● Written instruction
Leave out the pictures and retype exactly the lines from the line with "Give me the" through the end of the listing below.

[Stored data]
--- start ---
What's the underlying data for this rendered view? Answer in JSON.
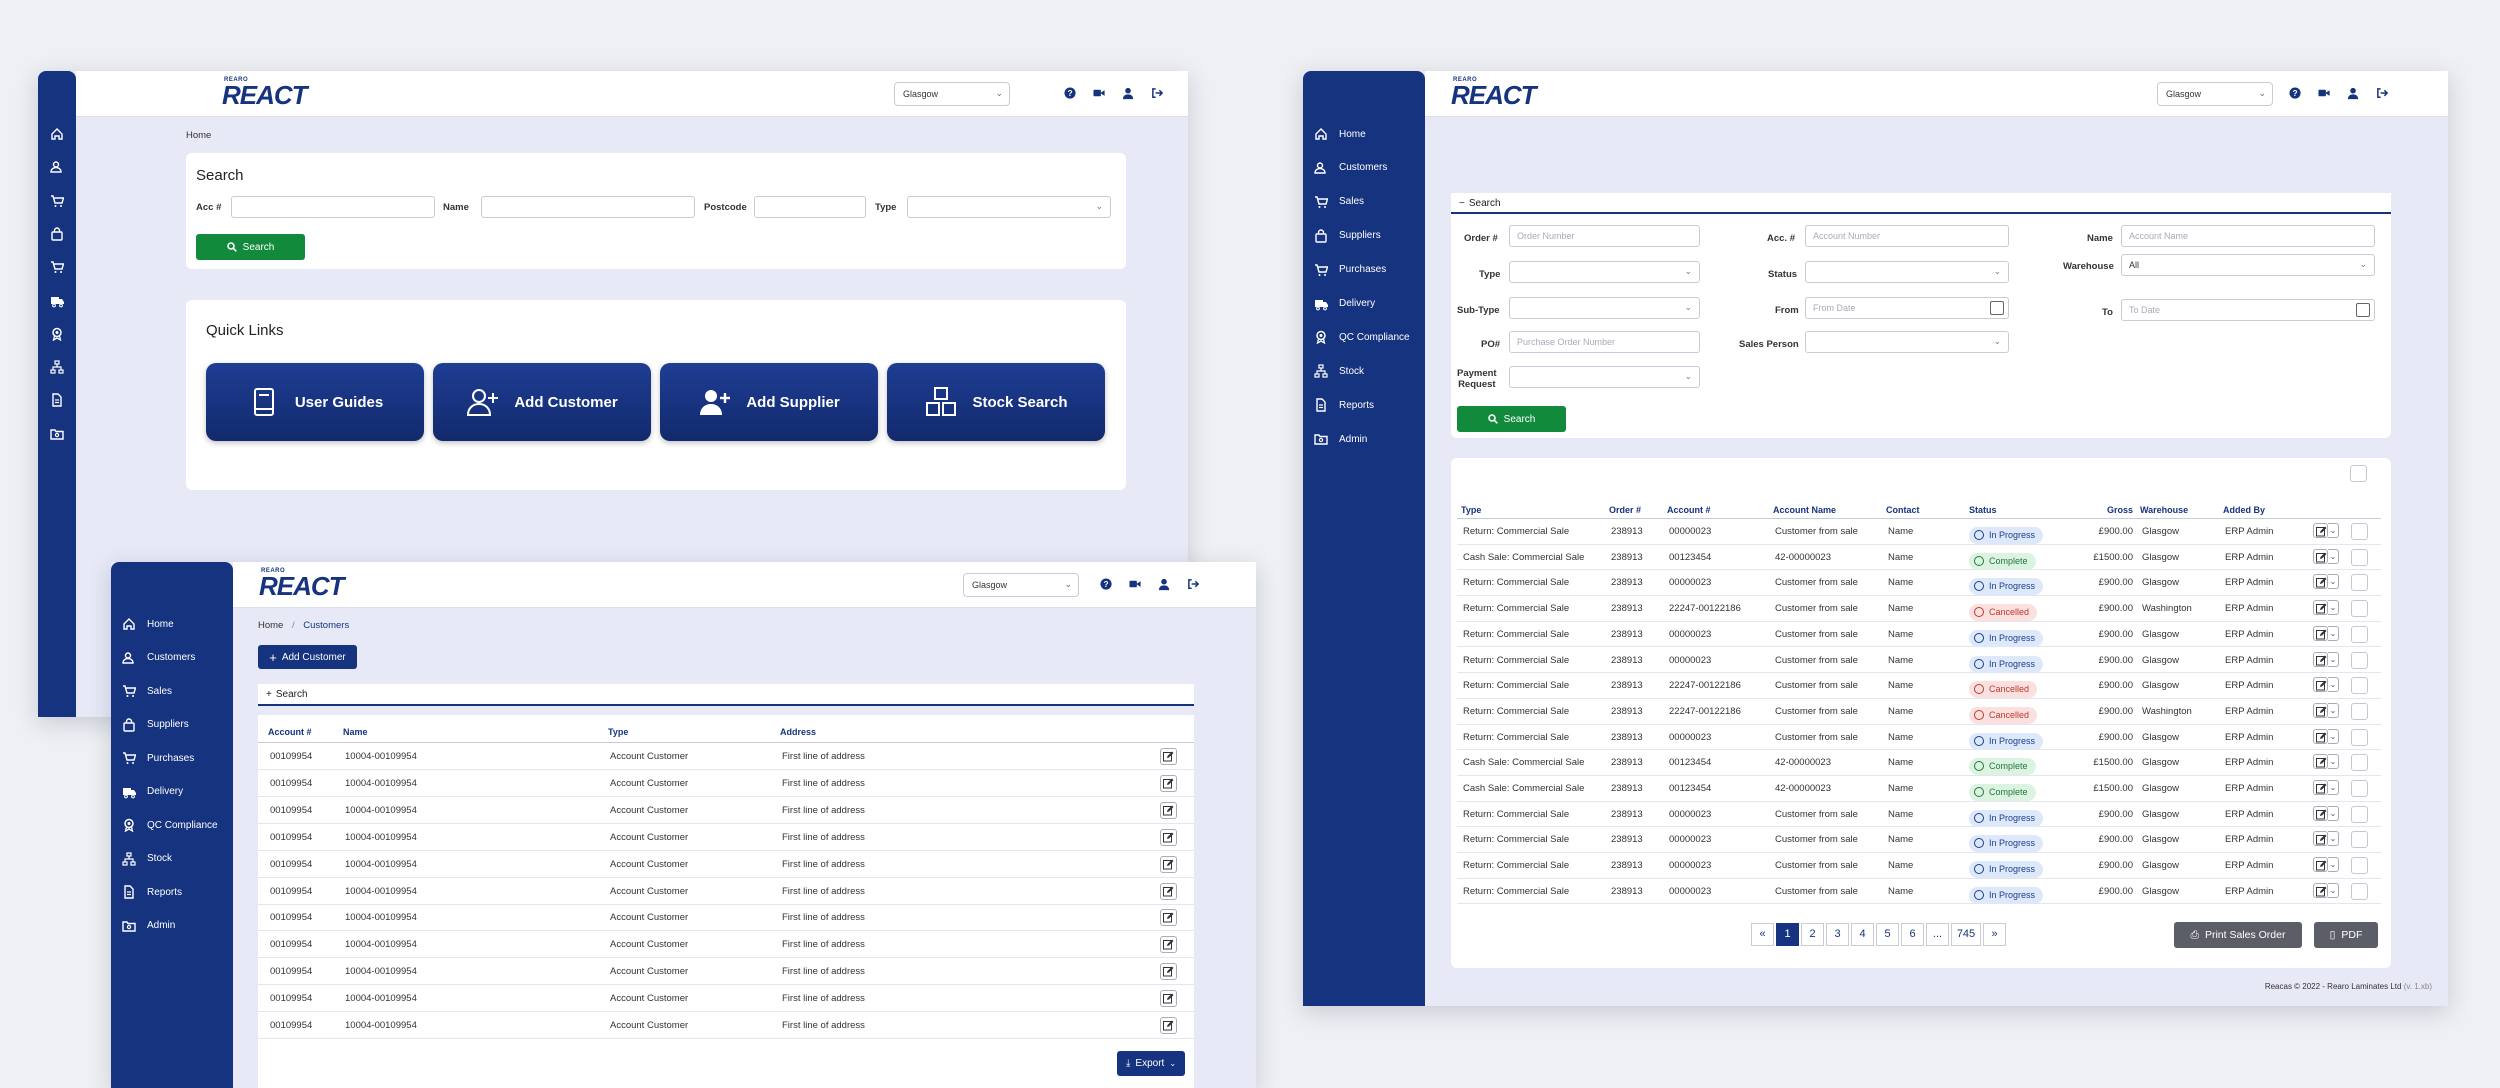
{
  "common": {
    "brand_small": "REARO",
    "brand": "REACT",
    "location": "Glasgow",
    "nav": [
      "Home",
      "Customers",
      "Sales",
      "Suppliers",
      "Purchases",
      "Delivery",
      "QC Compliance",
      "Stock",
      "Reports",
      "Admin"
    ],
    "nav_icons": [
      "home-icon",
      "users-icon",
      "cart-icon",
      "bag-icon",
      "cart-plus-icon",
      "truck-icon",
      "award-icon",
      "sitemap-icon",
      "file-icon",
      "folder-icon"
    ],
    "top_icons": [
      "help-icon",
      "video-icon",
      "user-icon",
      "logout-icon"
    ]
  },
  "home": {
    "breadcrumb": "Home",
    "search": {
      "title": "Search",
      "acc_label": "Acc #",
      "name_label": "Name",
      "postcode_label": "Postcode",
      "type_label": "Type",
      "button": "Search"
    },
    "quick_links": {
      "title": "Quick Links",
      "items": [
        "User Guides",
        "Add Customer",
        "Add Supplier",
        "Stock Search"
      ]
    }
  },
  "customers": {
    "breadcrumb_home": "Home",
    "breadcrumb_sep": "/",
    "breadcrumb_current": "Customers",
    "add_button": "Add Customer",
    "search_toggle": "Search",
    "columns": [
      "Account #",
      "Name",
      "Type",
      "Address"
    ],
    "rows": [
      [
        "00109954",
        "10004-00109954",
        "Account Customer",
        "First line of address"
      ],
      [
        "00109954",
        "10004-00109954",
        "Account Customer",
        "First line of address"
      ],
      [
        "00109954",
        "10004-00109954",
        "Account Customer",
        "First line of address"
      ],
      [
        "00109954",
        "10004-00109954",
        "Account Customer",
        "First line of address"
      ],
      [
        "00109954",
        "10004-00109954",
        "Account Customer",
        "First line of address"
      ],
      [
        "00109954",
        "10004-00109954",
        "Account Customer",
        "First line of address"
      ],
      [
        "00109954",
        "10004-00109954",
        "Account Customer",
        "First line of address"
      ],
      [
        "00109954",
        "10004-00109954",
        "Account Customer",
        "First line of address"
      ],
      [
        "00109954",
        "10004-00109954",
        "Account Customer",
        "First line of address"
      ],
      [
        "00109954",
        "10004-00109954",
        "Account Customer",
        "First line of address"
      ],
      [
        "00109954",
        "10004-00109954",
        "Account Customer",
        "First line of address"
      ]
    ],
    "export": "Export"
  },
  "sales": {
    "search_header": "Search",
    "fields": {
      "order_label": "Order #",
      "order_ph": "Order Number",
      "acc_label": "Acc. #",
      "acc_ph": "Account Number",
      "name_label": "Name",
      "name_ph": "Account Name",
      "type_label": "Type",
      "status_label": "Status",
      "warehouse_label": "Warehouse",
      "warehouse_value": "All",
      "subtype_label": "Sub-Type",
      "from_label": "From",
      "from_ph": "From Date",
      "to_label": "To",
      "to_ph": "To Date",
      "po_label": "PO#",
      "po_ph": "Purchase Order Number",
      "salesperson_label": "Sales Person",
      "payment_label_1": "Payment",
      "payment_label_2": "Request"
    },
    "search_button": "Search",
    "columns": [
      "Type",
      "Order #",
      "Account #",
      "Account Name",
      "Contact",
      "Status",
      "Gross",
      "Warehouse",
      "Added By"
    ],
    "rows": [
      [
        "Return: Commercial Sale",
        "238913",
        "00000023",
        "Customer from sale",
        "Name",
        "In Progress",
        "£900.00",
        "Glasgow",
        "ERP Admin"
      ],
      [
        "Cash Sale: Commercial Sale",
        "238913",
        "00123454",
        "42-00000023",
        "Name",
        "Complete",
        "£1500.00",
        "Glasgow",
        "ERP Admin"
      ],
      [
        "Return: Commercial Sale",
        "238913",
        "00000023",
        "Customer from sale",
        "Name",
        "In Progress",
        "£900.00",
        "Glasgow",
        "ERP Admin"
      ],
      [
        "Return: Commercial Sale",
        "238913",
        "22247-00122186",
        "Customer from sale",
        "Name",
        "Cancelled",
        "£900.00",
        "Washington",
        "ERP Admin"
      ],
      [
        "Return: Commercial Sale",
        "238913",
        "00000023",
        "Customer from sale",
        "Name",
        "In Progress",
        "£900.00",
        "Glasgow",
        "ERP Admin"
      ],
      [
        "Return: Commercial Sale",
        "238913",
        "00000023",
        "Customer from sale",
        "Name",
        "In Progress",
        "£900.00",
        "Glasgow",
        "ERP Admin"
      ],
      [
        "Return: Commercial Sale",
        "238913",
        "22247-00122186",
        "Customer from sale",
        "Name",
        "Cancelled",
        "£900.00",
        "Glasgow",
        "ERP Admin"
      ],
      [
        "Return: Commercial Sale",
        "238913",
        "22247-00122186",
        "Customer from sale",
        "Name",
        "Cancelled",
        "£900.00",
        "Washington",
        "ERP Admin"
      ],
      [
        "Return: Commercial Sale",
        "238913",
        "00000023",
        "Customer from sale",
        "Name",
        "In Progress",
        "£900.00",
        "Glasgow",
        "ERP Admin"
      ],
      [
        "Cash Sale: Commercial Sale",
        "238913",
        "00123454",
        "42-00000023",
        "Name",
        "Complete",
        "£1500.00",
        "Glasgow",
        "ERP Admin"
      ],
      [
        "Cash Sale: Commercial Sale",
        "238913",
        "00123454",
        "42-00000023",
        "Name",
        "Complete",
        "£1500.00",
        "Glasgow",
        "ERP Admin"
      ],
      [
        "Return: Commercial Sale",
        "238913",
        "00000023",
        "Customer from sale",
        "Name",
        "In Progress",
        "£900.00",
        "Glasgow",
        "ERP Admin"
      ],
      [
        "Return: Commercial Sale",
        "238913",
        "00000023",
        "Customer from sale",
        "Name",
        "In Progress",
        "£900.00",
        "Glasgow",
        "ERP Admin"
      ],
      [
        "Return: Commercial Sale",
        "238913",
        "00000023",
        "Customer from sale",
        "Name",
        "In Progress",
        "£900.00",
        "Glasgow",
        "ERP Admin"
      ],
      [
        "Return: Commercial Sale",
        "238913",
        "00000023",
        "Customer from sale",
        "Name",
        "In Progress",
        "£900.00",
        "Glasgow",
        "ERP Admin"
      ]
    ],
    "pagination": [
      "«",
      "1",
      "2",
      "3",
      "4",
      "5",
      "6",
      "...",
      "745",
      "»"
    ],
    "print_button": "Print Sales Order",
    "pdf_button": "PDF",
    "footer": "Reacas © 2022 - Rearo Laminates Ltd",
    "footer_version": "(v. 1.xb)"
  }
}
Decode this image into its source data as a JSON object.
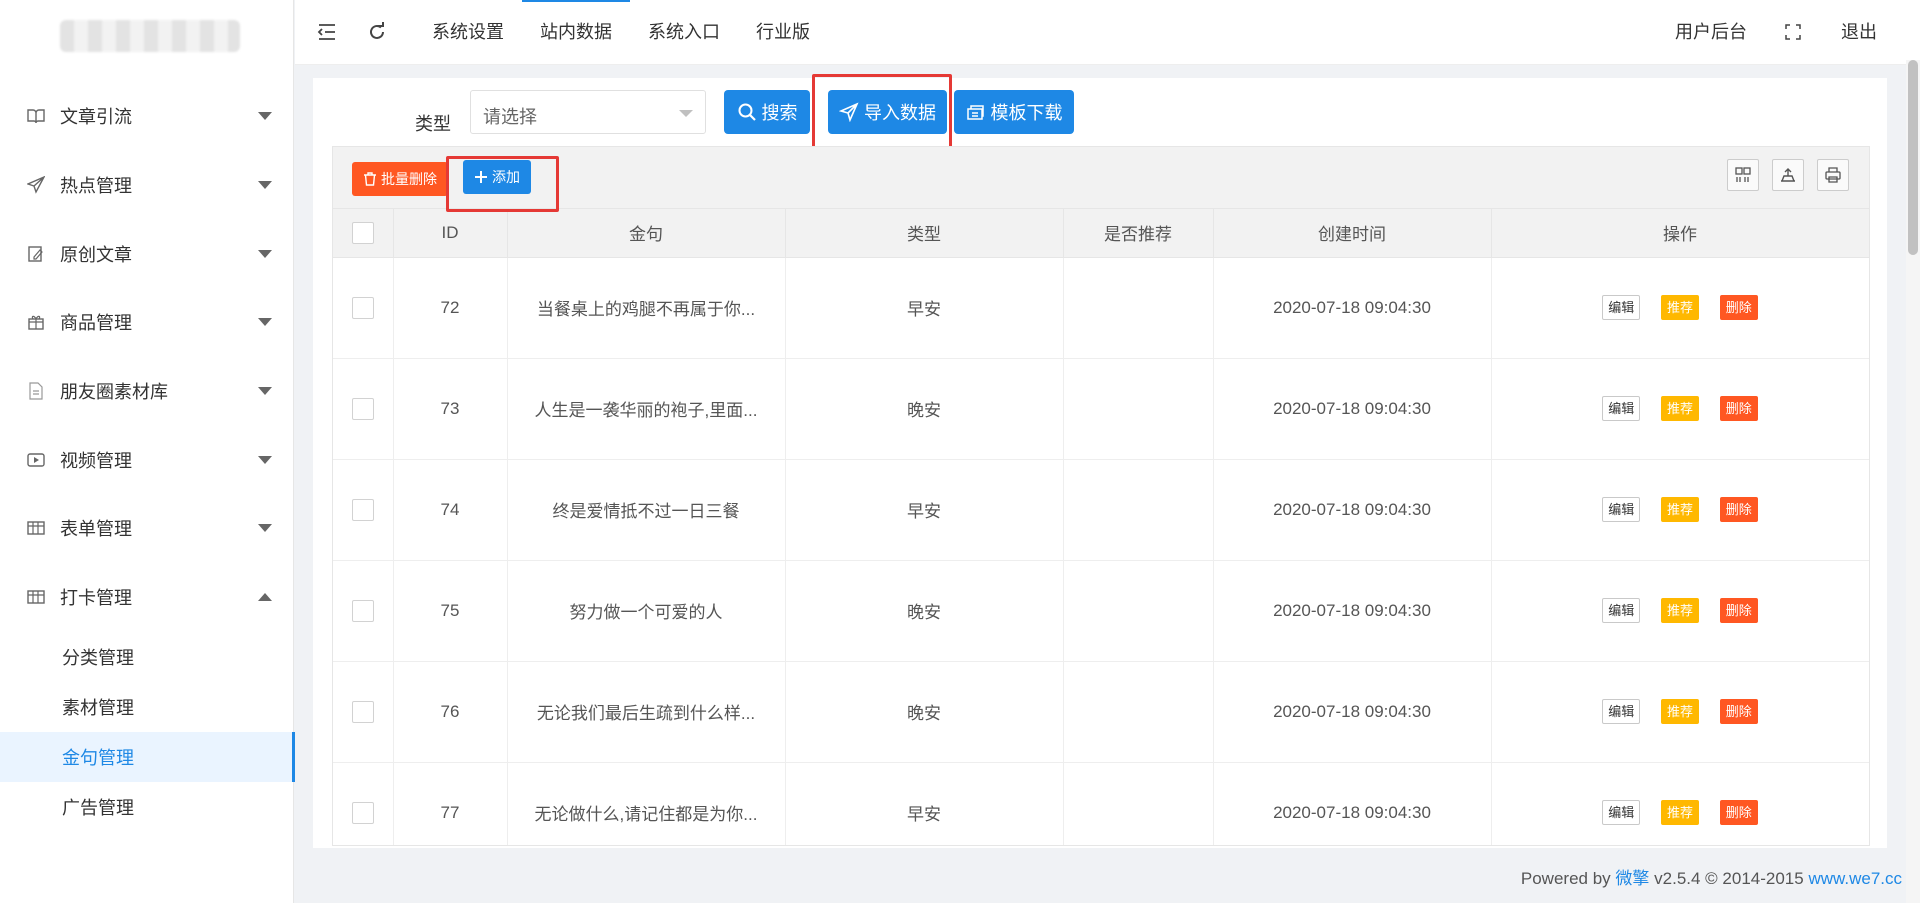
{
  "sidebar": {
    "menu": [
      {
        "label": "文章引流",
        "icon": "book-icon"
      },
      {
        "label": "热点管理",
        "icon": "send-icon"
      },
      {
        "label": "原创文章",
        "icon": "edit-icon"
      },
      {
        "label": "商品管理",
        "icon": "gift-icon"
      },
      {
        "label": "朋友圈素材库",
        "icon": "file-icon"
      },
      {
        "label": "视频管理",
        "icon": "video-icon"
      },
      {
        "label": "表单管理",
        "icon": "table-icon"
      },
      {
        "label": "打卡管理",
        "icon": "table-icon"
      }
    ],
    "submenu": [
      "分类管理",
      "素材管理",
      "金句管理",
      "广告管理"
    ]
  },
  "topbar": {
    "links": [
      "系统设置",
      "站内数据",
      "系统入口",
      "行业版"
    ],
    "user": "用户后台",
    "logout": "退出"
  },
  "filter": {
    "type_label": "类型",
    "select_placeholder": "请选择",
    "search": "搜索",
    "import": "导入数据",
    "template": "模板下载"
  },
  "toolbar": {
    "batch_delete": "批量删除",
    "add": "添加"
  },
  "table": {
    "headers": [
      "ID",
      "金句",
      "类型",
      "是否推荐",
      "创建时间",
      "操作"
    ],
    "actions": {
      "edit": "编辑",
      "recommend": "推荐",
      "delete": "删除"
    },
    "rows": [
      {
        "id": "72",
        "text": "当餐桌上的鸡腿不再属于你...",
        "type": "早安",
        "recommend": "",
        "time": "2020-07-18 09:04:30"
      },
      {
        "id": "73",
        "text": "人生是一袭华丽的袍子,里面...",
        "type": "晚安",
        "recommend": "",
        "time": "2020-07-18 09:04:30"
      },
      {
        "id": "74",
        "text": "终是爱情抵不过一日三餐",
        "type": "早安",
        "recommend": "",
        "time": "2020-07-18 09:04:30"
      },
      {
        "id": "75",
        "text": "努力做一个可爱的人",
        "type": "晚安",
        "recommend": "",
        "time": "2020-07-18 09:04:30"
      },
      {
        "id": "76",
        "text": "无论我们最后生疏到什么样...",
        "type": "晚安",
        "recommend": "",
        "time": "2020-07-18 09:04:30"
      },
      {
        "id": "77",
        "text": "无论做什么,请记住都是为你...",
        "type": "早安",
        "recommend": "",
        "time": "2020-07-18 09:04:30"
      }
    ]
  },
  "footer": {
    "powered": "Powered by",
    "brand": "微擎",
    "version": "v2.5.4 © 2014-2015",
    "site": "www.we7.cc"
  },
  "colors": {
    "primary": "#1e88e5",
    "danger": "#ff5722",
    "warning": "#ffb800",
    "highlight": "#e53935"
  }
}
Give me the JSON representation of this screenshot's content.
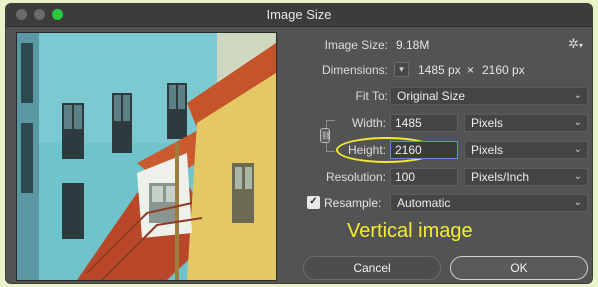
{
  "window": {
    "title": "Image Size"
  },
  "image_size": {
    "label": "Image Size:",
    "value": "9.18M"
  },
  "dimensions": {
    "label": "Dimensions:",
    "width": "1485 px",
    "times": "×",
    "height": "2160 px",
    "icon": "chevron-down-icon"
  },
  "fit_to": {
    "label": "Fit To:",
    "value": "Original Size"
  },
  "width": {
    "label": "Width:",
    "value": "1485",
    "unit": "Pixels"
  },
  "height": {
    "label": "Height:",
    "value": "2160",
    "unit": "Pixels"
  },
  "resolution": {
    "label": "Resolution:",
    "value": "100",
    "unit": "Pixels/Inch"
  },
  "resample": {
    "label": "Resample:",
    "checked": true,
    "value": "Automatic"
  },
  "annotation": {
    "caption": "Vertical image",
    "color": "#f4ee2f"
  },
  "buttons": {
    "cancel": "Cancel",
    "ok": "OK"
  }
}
--- end ---
● Reply to the exercise
Give me the JSON representation of this screenshot's content.
{
  "window": {
    "title": "Image Size"
  },
  "image_size": {
    "label": "Image Size:",
    "value": "9.18M"
  },
  "dimensions": {
    "label": "Dimensions:",
    "width": "1485 px",
    "times": "×",
    "height": "2160 px",
    "icon": "chevron-down-icon"
  },
  "fit_to": {
    "label": "Fit To:",
    "value": "Original Size"
  },
  "width": {
    "label": "Width:",
    "value": "1485",
    "unit": "Pixels"
  },
  "height": {
    "label": "Height:",
    "value": "2160",
    "unit": "Pixels"
  },
  "resolution": {
    "label": "Resolution:",
    "value": "100",
    "unit": "Pixels/Inch"
  },
  "resample": {
    "label": "Resample:",
    "checked": true,
    "value": "Automatic"
  },
  "annotation": {
    "caption": "Vertical image",
    "color": "#f4ee2f"
  },
  "buttons": {
    "cancel": "Cancel",
    "ok": "OK"
  }
}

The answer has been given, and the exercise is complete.